[Dataset items]

──────────

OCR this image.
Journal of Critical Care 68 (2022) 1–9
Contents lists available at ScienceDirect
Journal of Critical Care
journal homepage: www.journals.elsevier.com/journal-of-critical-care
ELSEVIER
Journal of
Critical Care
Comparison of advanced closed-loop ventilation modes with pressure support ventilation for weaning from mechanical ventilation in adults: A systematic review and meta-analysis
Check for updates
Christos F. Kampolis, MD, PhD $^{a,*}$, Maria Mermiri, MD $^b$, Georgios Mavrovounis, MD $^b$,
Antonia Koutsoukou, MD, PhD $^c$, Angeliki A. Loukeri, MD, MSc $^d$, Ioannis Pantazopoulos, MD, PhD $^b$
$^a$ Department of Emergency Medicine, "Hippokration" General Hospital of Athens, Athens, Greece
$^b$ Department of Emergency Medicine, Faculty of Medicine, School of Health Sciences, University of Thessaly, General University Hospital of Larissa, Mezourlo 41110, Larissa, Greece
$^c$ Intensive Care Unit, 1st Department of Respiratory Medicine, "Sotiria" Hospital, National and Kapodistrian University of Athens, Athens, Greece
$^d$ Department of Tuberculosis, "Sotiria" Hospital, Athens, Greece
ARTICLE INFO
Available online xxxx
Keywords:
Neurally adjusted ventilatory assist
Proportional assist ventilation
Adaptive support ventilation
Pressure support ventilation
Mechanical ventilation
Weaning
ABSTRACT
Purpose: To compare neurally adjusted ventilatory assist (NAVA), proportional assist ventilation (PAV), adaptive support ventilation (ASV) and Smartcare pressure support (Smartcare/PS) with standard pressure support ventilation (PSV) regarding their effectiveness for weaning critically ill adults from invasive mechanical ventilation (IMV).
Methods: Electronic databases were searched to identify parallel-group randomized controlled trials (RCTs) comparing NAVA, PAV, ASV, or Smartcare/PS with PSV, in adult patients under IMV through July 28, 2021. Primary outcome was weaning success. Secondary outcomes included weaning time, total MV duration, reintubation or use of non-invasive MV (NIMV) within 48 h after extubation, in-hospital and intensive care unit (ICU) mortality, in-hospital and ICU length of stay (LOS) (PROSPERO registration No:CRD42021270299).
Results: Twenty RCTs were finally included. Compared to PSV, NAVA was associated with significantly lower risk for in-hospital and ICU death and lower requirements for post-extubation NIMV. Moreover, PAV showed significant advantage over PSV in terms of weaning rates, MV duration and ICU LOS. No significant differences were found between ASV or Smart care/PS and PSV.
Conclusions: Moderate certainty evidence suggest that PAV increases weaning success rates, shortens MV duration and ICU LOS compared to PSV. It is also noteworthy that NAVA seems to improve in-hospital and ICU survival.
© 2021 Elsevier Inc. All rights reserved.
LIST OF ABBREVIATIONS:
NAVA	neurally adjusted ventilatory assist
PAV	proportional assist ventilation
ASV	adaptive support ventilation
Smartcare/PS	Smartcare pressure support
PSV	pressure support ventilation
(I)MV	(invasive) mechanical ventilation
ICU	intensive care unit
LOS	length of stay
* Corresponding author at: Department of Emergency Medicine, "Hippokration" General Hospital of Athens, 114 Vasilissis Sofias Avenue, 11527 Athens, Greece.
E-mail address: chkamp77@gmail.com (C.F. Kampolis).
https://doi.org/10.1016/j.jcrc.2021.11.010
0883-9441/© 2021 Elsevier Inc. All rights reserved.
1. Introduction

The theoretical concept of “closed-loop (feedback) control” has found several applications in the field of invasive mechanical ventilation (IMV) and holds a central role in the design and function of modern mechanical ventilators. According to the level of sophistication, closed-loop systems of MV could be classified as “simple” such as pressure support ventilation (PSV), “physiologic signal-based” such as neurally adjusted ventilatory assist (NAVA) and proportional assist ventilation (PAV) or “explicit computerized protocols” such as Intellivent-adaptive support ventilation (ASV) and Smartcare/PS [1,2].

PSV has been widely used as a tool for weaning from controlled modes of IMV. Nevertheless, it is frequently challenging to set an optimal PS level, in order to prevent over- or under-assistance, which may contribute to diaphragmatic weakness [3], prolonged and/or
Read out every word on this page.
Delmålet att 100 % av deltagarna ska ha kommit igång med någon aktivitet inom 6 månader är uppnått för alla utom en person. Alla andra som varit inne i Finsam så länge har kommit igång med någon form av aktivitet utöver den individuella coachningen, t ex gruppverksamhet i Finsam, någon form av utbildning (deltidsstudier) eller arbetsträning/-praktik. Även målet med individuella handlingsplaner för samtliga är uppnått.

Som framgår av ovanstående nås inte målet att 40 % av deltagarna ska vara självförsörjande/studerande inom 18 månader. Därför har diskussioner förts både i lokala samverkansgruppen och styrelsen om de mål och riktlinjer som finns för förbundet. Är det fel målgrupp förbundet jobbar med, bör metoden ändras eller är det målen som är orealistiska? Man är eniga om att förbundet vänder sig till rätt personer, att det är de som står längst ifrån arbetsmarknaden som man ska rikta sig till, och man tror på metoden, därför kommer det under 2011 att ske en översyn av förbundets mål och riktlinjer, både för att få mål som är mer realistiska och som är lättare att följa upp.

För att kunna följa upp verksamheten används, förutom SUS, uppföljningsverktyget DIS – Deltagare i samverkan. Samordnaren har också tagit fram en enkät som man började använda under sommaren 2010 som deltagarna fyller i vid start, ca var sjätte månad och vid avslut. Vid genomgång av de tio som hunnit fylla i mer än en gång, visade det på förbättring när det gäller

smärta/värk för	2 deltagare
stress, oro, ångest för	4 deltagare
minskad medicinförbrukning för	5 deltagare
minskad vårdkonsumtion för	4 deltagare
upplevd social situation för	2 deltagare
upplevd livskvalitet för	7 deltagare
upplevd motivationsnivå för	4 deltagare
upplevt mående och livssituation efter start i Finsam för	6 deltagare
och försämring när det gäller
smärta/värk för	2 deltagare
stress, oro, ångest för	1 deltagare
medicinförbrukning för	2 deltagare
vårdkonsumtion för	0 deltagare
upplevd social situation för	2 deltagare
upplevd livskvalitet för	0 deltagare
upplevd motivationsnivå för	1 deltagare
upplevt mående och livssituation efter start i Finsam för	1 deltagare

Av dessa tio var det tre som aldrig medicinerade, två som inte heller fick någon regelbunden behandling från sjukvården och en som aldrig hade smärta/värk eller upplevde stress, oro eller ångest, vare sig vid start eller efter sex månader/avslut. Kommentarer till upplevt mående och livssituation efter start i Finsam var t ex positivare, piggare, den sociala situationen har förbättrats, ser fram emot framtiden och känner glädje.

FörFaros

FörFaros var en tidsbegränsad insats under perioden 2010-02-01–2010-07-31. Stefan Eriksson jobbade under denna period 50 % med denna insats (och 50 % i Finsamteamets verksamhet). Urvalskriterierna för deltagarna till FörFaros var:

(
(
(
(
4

──────────

» What you will do:
Nothing but an exact reproduction of the entries is wanted.

» Reply to the exercise:
OCR this image.
Journal of Critical Care 68 (2022) 1–9
Contents lists available at ScienceDirect
Journal of Critical Care
journal homepage: www.journals.elsevier.com/journal-of-critical-care
ELSEVIER
Journal of
Critical Care
Comparison of advanced closed-loop ventilation modes with pressure support ventilation for weaning from mechanical ventilation in adults: A systematic review and meta-analysis
Check for updates
Christos F. Kampolis, MD, PhD $^{a,*}$, Maria Mermiri, MD $^b$, Georgios Mavrovounis, MD $^b$,
Antonia Koutsoukou, MD, PhD $^c$, Angeliki A. Loukeri, MD, MSc $^d$, Ioannis Pantazopoulos, MD, PhD $^b$
$^a$ Department of Emergency Medicine, "Hippokration" General Hospital of Athens, Athens, Greece
$^b$ Department of Emergency Medicine, Faculty of Medicine, School of Health Sciences, University of Thessaly, General University Hospital of Larissa, Mezourlo 41110, Larissa, Greece
$^c$ Intensive Care Unit, 1st Department of Respiratory Medicine, "Sotiria" Hospital, National and Kapodistrian University of Athens, Athens, Greece
$^d$ Department of Tuberculosis, "Sotiria" Hospital, Athens, Greece
ARTICLE INFO
Available online xxxx
Keywords:
Neurally adjusted ventilatory assist
Proportional assist ventilation
Adaptive support ventilation
Pressure support ventilation
Mechanical ventilation
Weaning
ABSTRACT
Purpose: To compare neurally adjusted ventilatory assist (NAVA), proportional assist ventilation (PAV), adaptive support ventilation (ASV) and Smartcare pressure support (Smartcare/PS) with standard pressure support ventilation (PSV) regarding their effectiveness for weaning critically ill adults from invasive mechanical ventilation (IMV).
Methods: Electronic databases were searched to identify parallel-group randomized controlled trials (RCTs) comparing NAVA, PAV, ASV, or Smartcare/PS with PSV, in adult patients under IMV through July 28, 2021. Primary outcome was weaning success. Secondary outcomes included weaning time, total MV duration, reintubation or use of non-invasive MV (NIMV) within 48 h after extubation, in-hospital and intensive care unit (ICU) mortality, in-hospital and ICU length of stay (LOS) (PROSPERO registration No:CRD42021270299).
Results: Twenty RCTs were finally included. Compared to PSV, NAVA was associated with significantly lower risk for in-hospital and ICU death and lower requirements for post-extubation NIMV. Moreover, PAV showed significant advantage over PSV in terms of weaning rates, MV duration and ICU LOS. No significant differences were found between ASV or Smart care/PS and PSV.
Conclusions: Moderate certainty evidence suggest that PAV increases weaning success rates, shortens MV duration and ICU LOS compared to PSV. It is also noteworthy that NAVA seems to improve in-hospital and ICU survival.
© 2021 Elsevier Inc. All rights reserved.
LIST OF ABBREVIATIONS:
NAVA	neurally adjusted ventilatory assist
PAV	proportional assist ventilation
ASV	adaptive support ventilation
Smartcare/PS	Smartcare pressure support
PSV	pressure support ventilation
(I)MV	(invasive) mechanical ventilation
ICU	intensive care unit
LOS	length of stay
* Corresponding author at: Department of Emergency Medicine, "Hippokration" General Hospital of Athens, 114 Vasilissis Sofias Avenue, 11527 Athens, Greece.
E-mail address: chkamp77@gmail.com (C.F. Kampolis).
https://doi.org/10.1016/j.jcrc.2021.11.010
0883-9441/© 2021 Elsevier Inc. All rights reserved.
1. Introduction

The theoretical concept of “closed-loop (feedback) control” has found several applications in the field of invasive mechanical ventilation (IMV) and holds a central role in the design and function of modern mechanical ventilators. According to the level of sophistication, closed-loop systems of MV could be classified as “simple” such as pressure support ventilation (PSV), “physiologic signal-based” such as neurally adjusted ventilatory assist (NAVA) and proportional assist ventilation (PAV) or “explicit computerized protocols” such as Intellivent-adaptive support ventilation (ASV) and Smartcare/PS [1,2].

PSV has been widely used as a tool for weaning from controlled modes of IMV. Nevertheless, it is frequently challenging to set an optimal PS level, in order to prevent over- or under-assistance, which may contribute to diaphragmatic weakness [3], prolonged and/or
Read out every word on this page.
Delmålet att 100 % av deltagarna ska ha kommit igång med någon aktivitet inom 6 månader är uppnått för alla utom en person. Alla andra som varit inne i Finsam så länge har kommit igång med någon form av aktivitet utöver den individuella coachningen, t ex gruppverksamhet i Finsam, någon form av utbildning (deltidsstudier) eller arbetsträning/-praktik. Även målet med individuella handlingsplaner för samtliga är uppnått.

Som framgår av ovanstående nås inte målet att 40 % av deltagarna ska vara självförsörjande/studerande inom 18 månader. Därför har diskussioner förts både i lokala samverkansgruppen och styrelsen om de mål och riktlinjer som finns för förbundet. Är det fel målgrupp förbundet jobbar med, bör metoden ändras eller är det målen som är orealistiska? Man är eniga om att förbundet vänder sig till rätt personer, att det är de som står längst ifrån arbetsmarknaden som man ska rikta sig till, och man tror på metoden, därför kommer det under 2011 att ske en översyn av förbundets mål och riktlinjer, både för att få mål som är mer realistiska och som är lättare att följa upp.

För att kunna följa upp verksamheten används, förutom SUS, uppföljningsverktyget DIS – Deltagare i samverkan. Samordnaren har också tagit fram en enkät som man började använda under sommaren 2010 som deltagarna fyller i vid start, ca var sjätte månad och vid avslut. Vid genomgång av de tio som hunnit fylla i mer än en gång, visade det på förbättring när det gäller

smärta/värk för	2 deltagare
stress, oro, ångest för	4 deltagare
minskad medicinförbrukning för	5 deltagare
minskad vårdkonsumtion för	4 deltagare
upplevd social situation för	2 deltagare
upplevd livskvalitet för	7 deltagare
upplevd motivationsnivå för	4 deltagare
upplevt mående och livssituation efter start i Finsam för	6 deltagare
och försämring när det gäller
smärta/värk för	2 deltagare
stress, oro, ångest för	1 deltagare
medicinförbrukning för	2 deltagare
vårdkonsumtion för	0 deltagare
upplevd social situation för	2 deltagare
upplevd livskvalitet för	0 deltagare
upplevd motivationsnivå för	1 deltagare
upplevt mående och livssituation efter start i Finsam för	1 deltagare

Av dessa tio var det tre som aldrig medicinerade, två som inte heller fick någon regelbunden behandling från sjukvården och en som aldrig hade smärta/värk eller upplevde stress, oro eller ångest, vare sig vid start eller efter sex månader/avslut. Kommentarer till upplevt mående och livssituation efter start i Finsam var t ex positivare, piggare, den sociala situationen har förbättrats, ser fram emot framtiden och känner glädje.

FörFaros

FörFaros var en tidsbegränsad insats under perioden 2010-02-01–2010-07-31. Stefan Eriksson jobbade under denna period 50 % med denna insats (och 50 % i Finsamteamets verksamhet). Urvalskriterierna för deltagarna till FörFaros var:

(
(
(
(
4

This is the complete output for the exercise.